Tally up how many lines in the listing below contain the string "Paint", and give only the total.

* begin INPUT FOR THIS TASK *

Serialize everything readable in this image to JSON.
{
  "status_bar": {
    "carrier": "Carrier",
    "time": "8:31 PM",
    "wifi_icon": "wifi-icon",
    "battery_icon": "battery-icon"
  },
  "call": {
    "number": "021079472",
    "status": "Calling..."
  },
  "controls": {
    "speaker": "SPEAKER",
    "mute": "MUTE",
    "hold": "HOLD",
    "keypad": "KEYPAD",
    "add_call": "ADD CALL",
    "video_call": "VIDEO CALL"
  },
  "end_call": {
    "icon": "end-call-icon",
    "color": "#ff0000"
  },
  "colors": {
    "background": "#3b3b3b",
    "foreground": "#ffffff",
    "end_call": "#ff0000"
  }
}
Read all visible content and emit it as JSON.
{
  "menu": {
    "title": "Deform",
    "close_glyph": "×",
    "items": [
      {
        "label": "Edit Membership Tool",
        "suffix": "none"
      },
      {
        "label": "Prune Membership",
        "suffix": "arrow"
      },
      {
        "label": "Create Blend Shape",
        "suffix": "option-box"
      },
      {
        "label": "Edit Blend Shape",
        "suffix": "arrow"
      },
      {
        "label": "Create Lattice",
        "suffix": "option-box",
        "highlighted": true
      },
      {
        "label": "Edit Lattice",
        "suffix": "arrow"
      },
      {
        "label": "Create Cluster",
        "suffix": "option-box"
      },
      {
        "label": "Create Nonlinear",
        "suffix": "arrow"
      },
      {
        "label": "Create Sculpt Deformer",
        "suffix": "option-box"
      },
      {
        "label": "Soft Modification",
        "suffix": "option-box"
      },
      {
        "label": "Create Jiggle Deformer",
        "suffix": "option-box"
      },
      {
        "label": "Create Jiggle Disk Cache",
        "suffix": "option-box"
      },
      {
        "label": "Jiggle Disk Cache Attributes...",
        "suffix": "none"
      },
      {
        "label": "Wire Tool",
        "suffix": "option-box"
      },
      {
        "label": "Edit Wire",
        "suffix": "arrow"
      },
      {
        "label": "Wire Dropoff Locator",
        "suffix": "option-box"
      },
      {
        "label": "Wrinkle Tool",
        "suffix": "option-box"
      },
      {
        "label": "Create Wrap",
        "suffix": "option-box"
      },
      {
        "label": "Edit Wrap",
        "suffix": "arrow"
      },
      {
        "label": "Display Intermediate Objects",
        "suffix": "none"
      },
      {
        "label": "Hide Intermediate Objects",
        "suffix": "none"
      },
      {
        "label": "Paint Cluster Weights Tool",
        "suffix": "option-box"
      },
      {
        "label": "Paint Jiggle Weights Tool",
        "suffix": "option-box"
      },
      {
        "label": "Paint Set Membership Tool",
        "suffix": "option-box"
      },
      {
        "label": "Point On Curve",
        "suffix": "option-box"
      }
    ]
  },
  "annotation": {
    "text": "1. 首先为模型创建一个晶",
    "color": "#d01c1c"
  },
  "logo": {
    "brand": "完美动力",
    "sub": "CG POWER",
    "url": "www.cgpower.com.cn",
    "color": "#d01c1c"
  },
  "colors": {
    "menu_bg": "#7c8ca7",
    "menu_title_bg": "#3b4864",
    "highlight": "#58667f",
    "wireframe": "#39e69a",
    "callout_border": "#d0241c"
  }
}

* end INPUT FOR THIS TASK *

• _RESULT FOR THIS TASK_: 3